§ Your task:
Every record should be written out exactly, please.

§ Available data:
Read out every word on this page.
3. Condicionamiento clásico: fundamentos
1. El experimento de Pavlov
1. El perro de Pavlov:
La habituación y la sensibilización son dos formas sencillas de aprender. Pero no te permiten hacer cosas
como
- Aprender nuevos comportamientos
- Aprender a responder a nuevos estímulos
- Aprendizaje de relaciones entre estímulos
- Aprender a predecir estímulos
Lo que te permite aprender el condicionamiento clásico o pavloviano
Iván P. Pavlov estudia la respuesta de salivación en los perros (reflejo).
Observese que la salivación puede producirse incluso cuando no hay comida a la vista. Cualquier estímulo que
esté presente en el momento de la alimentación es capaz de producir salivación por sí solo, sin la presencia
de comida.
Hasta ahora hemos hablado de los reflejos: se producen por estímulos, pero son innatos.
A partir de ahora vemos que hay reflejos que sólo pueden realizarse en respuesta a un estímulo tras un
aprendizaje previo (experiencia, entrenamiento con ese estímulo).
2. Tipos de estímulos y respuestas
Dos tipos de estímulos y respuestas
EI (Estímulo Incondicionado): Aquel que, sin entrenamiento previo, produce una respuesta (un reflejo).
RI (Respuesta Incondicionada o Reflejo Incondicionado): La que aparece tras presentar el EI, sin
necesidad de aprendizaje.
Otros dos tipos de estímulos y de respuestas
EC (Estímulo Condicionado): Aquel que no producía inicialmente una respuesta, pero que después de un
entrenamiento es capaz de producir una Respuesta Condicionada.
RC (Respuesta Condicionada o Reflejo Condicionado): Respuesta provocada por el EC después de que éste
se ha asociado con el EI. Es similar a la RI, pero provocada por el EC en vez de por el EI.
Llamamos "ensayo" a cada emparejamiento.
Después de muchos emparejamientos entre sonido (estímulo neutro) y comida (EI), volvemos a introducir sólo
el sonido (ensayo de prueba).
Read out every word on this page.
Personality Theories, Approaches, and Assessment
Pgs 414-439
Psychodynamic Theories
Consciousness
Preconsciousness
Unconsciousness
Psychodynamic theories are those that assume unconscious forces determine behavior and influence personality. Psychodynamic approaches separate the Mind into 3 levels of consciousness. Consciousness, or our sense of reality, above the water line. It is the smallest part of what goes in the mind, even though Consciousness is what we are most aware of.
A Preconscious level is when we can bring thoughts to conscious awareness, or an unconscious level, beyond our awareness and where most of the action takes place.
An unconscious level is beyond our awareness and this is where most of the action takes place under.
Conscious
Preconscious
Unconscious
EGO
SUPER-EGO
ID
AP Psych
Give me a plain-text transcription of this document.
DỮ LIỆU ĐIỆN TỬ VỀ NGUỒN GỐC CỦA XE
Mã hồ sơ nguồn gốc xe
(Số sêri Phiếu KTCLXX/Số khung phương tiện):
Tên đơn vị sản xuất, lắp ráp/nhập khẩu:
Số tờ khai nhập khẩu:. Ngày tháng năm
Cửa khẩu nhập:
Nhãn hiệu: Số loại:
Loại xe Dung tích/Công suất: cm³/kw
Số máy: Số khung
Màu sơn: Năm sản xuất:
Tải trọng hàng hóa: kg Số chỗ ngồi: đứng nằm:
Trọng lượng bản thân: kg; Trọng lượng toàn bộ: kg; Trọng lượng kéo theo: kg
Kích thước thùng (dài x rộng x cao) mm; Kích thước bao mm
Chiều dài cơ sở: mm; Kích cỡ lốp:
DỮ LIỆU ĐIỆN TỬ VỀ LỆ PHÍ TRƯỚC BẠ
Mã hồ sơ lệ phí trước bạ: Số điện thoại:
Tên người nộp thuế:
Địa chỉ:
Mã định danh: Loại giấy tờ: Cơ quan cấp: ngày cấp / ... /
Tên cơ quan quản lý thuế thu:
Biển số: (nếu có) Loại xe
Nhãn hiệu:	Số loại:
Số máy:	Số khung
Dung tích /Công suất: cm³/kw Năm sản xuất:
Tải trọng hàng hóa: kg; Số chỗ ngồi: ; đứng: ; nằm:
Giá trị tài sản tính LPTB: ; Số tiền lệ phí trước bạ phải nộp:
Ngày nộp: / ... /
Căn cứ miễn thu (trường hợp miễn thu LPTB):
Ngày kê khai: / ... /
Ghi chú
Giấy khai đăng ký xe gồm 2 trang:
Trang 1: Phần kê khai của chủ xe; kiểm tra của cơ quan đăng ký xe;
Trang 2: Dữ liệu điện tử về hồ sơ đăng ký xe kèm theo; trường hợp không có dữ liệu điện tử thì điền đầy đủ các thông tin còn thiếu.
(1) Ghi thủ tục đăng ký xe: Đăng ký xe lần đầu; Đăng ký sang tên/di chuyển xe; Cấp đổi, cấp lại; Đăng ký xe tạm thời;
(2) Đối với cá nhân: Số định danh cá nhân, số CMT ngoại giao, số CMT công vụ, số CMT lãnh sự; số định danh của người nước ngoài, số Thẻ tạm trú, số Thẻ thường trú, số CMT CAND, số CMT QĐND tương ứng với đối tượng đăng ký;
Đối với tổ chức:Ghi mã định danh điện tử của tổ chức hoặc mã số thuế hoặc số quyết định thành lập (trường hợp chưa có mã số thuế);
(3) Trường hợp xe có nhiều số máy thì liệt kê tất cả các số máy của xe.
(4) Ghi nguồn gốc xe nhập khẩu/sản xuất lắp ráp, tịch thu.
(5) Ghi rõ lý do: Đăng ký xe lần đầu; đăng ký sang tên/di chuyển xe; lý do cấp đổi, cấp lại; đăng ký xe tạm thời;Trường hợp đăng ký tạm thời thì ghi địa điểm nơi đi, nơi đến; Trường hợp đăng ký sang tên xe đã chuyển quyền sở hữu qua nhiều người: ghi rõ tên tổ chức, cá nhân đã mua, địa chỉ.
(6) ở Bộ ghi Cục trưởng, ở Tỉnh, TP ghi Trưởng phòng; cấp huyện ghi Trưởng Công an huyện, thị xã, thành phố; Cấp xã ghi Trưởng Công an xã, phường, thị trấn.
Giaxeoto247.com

§ Solution for this task:
Read out every word on this page.
3. Condicionamiento clásico: fundamentos
1. El experimento de Pavlov
1. El perro de Pavlov:
La habituación y la sensibilización son dos formas sencillas de aprender. Pero no te permiten hacer cosas
como
- Aprender nuevos comportamientos
- Aprender a responder a nuevos estímulos
- Aprendizaje de relaciones entre estímulos
- Aprender a predecir estímulos
Lo que te permite aprender el condicionamiento clásico o pavloviano
Iván P. Pavlov estudia la respuesta de salivación en los perros (reflejo).
Observese que la salivación puede producirse incluso cuando no hay comida a la vista. Cualquier estímulo que
esté presente en el momento de la alimentación es capaz de producir salivación por sí solo, sin la presencia
de comida.
Hasta ahora hemos hablado de los reflejos: se producen por estímulos, pero son innatos.
A partir de ahora vemos que hay reflejos que sólo pueden realizarse en respuesta a un estímulo tras un
aprendizaje previo (experiencia, entrenamiento con ese estímulo).
2. Tipos de estímulos y respuestas
Dos tipos de estímulos y respuestas
EI (Estímulo Incondicionado): Aquel que, sin entrenamiento previo, produce una respuesta (un reflejo).
RI (Respuesta Incondicionada o Reflejo Incondicionado): La que aparece tras presentar el EI, sin
necesidad de aprendizaje.
Otros dos tipos de estímulos y de respuestas
EC (Estímulo Condicionado): Aquel que no producía inicialmente una respuesta, pero que después de un
entrenamiento es capaz de producir una Respuesta Condicionada.
RC (Respuesta Condicionada o Reflejo Condicionado): Respuesta provocada por el EC después de que éste
se ha asociado con el EI. Es similar a la RI, pero provocada por el EC en vez de por el EI.
Llamamos "ensayo" a cada emparejamiento.
Después de muchos emparejamientos entre sonido (estímulo neutro) y comida (EI), volvemos a introducir sólo
el sonido (ensayo de prueba).
Read out every word on this page.
Personality Theories, Approaches, and Assessment
Pgs 414-439
Psychodynamic Theories
Consciousness
Preconsciousness
Unconsciousness
Psychodynamic theories are those that assume unconscious forces determine behavior and influence personality. Psychodynamic approaches separate the Mind into 3 levels of consciousness. Consciousness, or our sense of reality, above the water line. It is the smallest part of what goes in the mind, even though Consciousness is what we are most aware of.
A Preconscious level is when we can bring thoughts to conscious awareness, or an unconscious level, beyond our awareness and where most of the action takes place.
An unconscious level is beyond our awareness and this is where most of the action takes place under.
Conscious
Preconscious
Unconscious
EGO
SUPER-EGO
ID
AP Psych
Give me a plain-text transcription of this document.
DỮ LIỆU ĐIỆN TỬ VỀ NGUỒN GỐC CỦA XE
Mã hồ sơ nguồn gốc xe
(Số sêri Phiếu KTCLXX/Số khung phương tiện):
Tên đơn vị sản xuất, lắp ráp/nhập khẩu:
Số tờ khai nhập khẩu:. Ngày tháng năm
Cửa khẩu nhập:
Nhãn hiệu: Số loại:
Loại xe Dung tích/Công suất: cm³/kw
Số máy: Số khung
Màu sơn: Năm sản xuất:
Tải trọng hàng hóa: kg Số chỗ ngồi: đứng nằm:
Trọng lượng bản thân: kg; Trọng lượng toàn bộ: kg; Trọng lượng kéo theo: kg
Kích thước thùng (dài x rộng x cao) mm; Kích thước bao mm
Chiều dài cơ sở: mm; Kích cỡ lốp:
DỮ LIỆU ĐIỆN TỬ VỀ LỆ PHÍ TRƯỚC BẠ
Mã hồ sơ lệ phí trước bạ: Số điện thoại:
Tên người nộp thuế:
Địa chỉ:
Mã định danh: Loại giấy tờ: Cơ quan cấp: ngày cấp / ... /
Tên cơ quan quản lý thuế thu:
Biển số: (nếu có) Loại xe
Nhãn hiệu:	Số loại:
Số máy:	Số khung
Dung tích /Công suất: cm³/kw Năm sản xuất:
Tải trọng hàng hóa: kg; Số chỗ ngồi: ; đứng: ; nằm:
Giá trị tài sản tính LPTB: ; Số tiền lệ phí trước bạ phải nộp:
Ngày nộp: / ... /
Căn cứ miễn thu (trường hợp miễn thu LPTB):
Ngày kê khai: / ... /
Ghi chú
Giấy khai đăng ký xe gồm 2 trang:
Trang 1: Phần kê khai của chủ xe; kiểm tra của cơ quan đăng ký xe;
Trang 2: Dữ liệu điện tử về hồ sơ đăng ký xe kèm theo; trường hợp không có dữ liệu điện tử thì điền đầy đủ các thông tin còn thiếu.
(1) Ghi thủ tục đăng ký xe: Đăng ký xe lần đầu; Đăng ký sang tên/di chuyển xe; Cấp đổi, cấp lại; Đăng ký xe tạm thời;
(2) Đối với cá nhân: Số định danh cá nhân, số CMT ngoại giao, số CMT công vụ, số CMT lãnh sự; số định danh của người nước ngoài, số Thẻ tạm trú, số Thẻ thường trú, số CMT CAND, số CMT QĐND tương ứng với đối tượng đăng ký;
Đối với tổ chức:Ghi mã định danh điện tử của tổ chức hoặc mã số thuế hoặc số quyết định thành lập (trường hợp chưa có mã số thuế);
(3) Trường hợp xe có nhiều số máy thì liệt kê tất cả các số máy của xe.
(4) Ghi nguồn gốc xe nhập khẩu/sản xuất lắp ráp, tịch thu.
(5) Ghi rõ lý do: Đăng ký xe lần đầu; đăng ký sang tên/di chuyển xe; lý do cấp đổi, cấp lại; đăng ký xe tạm thời;Trường hợp đăng ký tạm thời thì ghi địa điểm nơi đi, nơi đến; Trường hợp đăng ký sang tên xe đã chuyển quyền sở hữu qua nhiều người: ghi rõ tên tổ chức, cá nhân đã mua, địa chỉ.
(6) ở Bộ ghi Cục trưởng, ở Tỉnh, TP ghi Trưởng phòng; cấp huyện ghi Trưởng Công an huyện, thị xã, thành phố; Cấp xã ghi Trưởng Công an xã, phường, thị trấn.
Giaxeoto247.com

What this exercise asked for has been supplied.